Repeat the records below exactly as they appear.
== DATA LISTING
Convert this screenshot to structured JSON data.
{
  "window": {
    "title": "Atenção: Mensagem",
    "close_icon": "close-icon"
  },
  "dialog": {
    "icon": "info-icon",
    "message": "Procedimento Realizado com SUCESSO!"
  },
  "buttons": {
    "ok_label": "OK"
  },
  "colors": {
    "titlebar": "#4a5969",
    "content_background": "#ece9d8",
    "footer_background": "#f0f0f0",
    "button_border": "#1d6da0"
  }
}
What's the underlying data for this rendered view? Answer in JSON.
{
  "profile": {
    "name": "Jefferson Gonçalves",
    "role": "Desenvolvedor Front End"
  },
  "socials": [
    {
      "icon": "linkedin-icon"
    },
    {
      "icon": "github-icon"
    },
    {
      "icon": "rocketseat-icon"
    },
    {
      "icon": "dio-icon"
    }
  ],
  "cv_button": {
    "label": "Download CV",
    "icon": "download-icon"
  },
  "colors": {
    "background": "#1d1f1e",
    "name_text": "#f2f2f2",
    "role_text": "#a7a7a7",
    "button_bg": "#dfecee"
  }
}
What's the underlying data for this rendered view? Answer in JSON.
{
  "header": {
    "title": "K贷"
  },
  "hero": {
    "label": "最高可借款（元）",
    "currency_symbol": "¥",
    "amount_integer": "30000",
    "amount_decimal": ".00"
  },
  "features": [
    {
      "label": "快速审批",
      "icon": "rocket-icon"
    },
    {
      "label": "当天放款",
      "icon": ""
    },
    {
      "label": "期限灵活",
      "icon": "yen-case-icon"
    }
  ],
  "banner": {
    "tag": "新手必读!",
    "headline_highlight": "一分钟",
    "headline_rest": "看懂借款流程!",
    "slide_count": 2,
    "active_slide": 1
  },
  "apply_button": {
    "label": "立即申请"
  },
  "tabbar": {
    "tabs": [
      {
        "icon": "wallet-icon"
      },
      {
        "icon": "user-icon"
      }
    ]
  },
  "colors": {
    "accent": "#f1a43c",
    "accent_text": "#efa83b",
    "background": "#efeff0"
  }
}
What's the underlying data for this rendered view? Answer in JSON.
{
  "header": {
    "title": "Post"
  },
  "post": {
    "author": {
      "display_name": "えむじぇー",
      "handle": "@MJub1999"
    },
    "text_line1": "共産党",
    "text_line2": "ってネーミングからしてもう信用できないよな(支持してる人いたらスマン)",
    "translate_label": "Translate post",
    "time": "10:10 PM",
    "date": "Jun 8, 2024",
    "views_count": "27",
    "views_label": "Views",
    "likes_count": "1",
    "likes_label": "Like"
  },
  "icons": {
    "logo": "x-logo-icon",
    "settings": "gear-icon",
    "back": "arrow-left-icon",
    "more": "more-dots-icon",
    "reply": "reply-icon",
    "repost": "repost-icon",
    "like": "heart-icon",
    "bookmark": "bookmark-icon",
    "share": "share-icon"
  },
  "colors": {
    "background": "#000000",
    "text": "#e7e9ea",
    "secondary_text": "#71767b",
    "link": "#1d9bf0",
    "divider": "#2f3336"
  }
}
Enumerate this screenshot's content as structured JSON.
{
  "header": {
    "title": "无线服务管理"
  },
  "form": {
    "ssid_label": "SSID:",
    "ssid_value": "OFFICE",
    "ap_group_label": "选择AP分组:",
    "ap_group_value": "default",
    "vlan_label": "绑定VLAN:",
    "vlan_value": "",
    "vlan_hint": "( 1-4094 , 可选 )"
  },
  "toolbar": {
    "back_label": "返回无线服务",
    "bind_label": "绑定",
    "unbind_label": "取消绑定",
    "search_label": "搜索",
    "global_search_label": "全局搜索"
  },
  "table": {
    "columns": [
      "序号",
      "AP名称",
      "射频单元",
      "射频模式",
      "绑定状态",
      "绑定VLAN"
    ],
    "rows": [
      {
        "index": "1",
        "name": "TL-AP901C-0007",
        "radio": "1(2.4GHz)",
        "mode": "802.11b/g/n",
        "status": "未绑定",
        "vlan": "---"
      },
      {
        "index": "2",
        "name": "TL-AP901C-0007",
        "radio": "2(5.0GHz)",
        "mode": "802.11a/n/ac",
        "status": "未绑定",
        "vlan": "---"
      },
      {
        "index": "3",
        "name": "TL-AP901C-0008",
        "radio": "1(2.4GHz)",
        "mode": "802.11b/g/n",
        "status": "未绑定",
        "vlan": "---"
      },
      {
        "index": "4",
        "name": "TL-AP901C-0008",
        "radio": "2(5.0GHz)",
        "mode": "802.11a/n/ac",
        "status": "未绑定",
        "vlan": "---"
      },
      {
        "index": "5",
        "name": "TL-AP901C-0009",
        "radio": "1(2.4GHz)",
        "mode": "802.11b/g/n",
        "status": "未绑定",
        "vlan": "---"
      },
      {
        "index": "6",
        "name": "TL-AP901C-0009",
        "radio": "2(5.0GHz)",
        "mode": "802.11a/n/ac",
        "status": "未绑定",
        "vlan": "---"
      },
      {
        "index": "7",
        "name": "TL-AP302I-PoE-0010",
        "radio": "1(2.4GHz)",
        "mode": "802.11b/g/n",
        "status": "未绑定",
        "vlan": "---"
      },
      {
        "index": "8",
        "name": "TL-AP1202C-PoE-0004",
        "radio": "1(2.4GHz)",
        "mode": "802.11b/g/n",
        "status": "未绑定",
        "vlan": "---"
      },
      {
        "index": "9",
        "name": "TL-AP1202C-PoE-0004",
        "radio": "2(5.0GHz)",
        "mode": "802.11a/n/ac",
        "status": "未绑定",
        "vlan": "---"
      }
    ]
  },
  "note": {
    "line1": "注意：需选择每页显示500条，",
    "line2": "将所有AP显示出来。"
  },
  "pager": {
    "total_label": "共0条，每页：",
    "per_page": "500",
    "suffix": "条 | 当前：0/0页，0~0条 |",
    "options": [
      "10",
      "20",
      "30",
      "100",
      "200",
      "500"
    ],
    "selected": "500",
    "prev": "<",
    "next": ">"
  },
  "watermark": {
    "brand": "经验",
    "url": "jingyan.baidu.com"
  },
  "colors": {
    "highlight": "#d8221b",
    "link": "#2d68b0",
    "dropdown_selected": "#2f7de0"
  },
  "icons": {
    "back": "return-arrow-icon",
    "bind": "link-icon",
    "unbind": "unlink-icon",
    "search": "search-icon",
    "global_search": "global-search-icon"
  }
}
====
SOLUTION TO THIS PROBLEM ▸
Convert this screenshot to structured JSON data.
{
  "window": {
    "title": "Atenção: Mensagem",
    "close_icon": "close-icon"
  },
  "dialog": {
    "icon": "info-icon",
    "message": "Procedimento Realizado com SUCESSO!"
  },
  "buttons": {
    "ok_label": "OK"
  },
  "colors": {
    "titlebar": "#4a5969",
    "content_background": "#ece9d8",
    "footer_background": "#f0f0f0",
    "button_border": "#1d6da0"
  }
}
What's the underlying data for this rendered view? Answer in JSON.
{
  "profile": {
    "name": "Jefferson Gonçalves",
    "role": "Desenvolvedor Front End"
  },
  "socials": [
    {
      "icon": "linkedin-icon"
    },
    {
      "icon": "github-icon"
    },
    {
      "icon": "rocketseat-icon"
    },
    {
      "icon": "dio-icon"
    }
  ],
  "cv_button": {
    "label": "Download CV",
    "icon": "download-icon"
  },
  "colors": {
    "background": "#1d1f1e",
    "name_text": "#f2f2f2",
    "role_text": "#a7a7a7",
    "button_bg": "#dfecee"
  }
}
What's the underlying data for this rendered view? Answer in JSON.
{
  "header": {
    "title": "K贷"
  },
  "hero": {
    "label": "最高可借款（元）",
    "currency_symbol": "¥",
    "amount_integer": "30000",
    "amount_decimal": ".00"
  },
  "features": [
    {
      "label": "快速审批",
      "icon": "rocket-icon"
    },
    {
      "label": "当天放款",
      "icon": ""
    },
    {
      "label": "期限灵活",
      "icon": "yen-case-icon"
    }
  ],
  "banner": {
    "tag": "新手必读!",
    "headline_highlight": "一分钟",
    "headline_rest": "看懂借款流程!",
    "slide_count": 2,
    "active_slide": 1
  },
  "apply_button": {
    "label": "立即申请"
  },
  "tabbar": {
    "tabs": [
      {
        "icon": "wallet-icon"
      },
      {
        "icon": "user-icon"
      }
    ]
  },
  "colors": {
    "accent": "#f1a43c",
    "accent_text": "#efa83b",
    "background": "#efeff0"
  }
}
What's the underlying data for this rendered view? Answer in JSON.
{
  "header": {
    "title": "Post"
  },
  "post": {
    "author": {
      "display_name": "えむじぇー",
      "handle": "@MJub1999"
    },
    "text_line1": "共産党",
    "text_line2": "ってネーミングからしてもう信用できないよな(支持してる人いたらスマン)",
    "translate_label": "Translate post",
    "time": "10:10 PM",
    "date": "Jun 8, 2024",
    "views_count": "27",
    "views_label": "Views",
    "likes_count": "1",
    "likes_label": "Like"
  },
  "icons": {
    "logo": "x-logo-icon",
    "settings": "gear-icon",
    "back": "arrow-left-icon",
    "more": "more-dots-icon",
    "reply": "reply-icon",
    "repost": "repost-icon",
    "like": "heart-icon",
    "bookmark": "bookmark-icon",
    "share": "share-icon"
  },
  "colors": {
    "background": "#000000",
    "text": "#e7e9ea",
    "secondary_text": "#71767b",
    "link": "#1d9bf0",
    "divider": "#2f3336"
  }
}
Enumerate this screenshot's content as structured JSON.
{
  "header": {
    "title": "无线服务管理"
  },
  "form": {
    "ssid_label": "SSID:",
    "ssid_value": "OFFICE",
    "ap_group_label": "选择AP分组:",
    "ap_group_value": "default",
    "vlan_label": "绑定VLAN:",
    "vlan_value": "",
    "vlan_hint": "( 1-4094 , 可选 )"
  },
  "toolbar": {
    "back_label": "返回无线服务",
    "bind_label": "绑定",
    "unbind_label": "取消绑定",
    "search_label": "搜索",
    "global_search_label": "全局搜索"
  },
  "table": {
    "columns": [
      "序号",
      "AP名称",
      "射频单元",
      "射频模式",
      "绑定状态",
      "绑定VLAN"
    ],
    "rows": [
      {
        "index": "1",
        "name": "TL-AP901C-0007",
        "radio": "1(2.4GHz)",
        "mode": "802.11b/g/n",
        "status": "未绑定",
        "vlan": "---"
      },
      {
        "index": "2",
        "name": "TL-AP901C-0007",
        "radio": "2(5.0GHz)",
        "mode": "802.11a/n/ac",
        "status": "未绑定",
        "vlan": "---"
      },
      {
        "index": "3",
        "name": "TL-AP901C-0008",
        "radio": "1(2.4GHz)",
        "mode": "802.11b/g/n",
        "status": "未绑定",
        "vlan": "---"
      },
      {
        "index": "4",
        "name": "TL-AP901C-0008",
        "radio": "2(5.0GHz)",
        "mode": "802.11a/n/ac",
        "status": "未绑定",
        "vlan": "---"
      },
      {
        "index": "5",
        "name": "TL-AP901C-0009",
        "radio": "1(2.4GHz)",
        "mode": "802.11b/g/n",
        "status": "未绑定",
        "vlan": "---"
      },
      {
        "index": "6",
        "name": "TL-AP901C-0009",
        "radio": "2(5.0GHz)",
        "mode": "802.11a/n/ac",
        "status": "未绑定",
        "vlan": "---"
      },
      {
        "index": "7",
        "name": "TL-AP302I-PoE-0010",
        "radio": "1(2.4GHz)",
        "mode": "802.11b/g/n",
        "status": "未绑定",
        "vlan": "---"
      },
      {
        "index": "8",
        "name": "TL-AP1202C-PoE-0004",
        "radio": "1(2.4GHz)",
        "mode": "802.11b/g/n",
        "status": "未绑定",
        "vlan": "---"
      },
      {
        "index": "9",
        "name": "TL-AP1202C-PoE-0004",
        "radio": "2(5.0GHz)",
        "mode": "802.11a/n/ac",
        "status": "未绑定",
        "vlan": "---"
      }
    ]
  },
  "note": {
    "line1": "注意：需选择每页显示500条，",
    "line2": "将所有AP显示出来。"
  },
  "pager": {
    "total_label": "共0条，每页：",
    "per_page": "500",
    "suffix": "条 | 当前：0/0页，0~0条 |",
    "options": [
      "10",
      "20",
      "30",
      "100",
      "200",
      "500"
    ],
    "selected": "500",
    "prev": "<",
    "next": ">"
  },
  "watermark": {
    "brand": "经验",
    "url": "jingyan.baidu.com"
  },
  "colors": {
    "highlight": "#d8221b",
    "link": "#2d68b0",
    "dropdown_selected": "#2f7de0"
  },
  "icons": {
    "back": "return-arrow-icon",
    "bind": "link-icon",
    "unbind": "unlink-icon",
    "search": "search-icon",
    "global_search": "global-search-icon"
  }
}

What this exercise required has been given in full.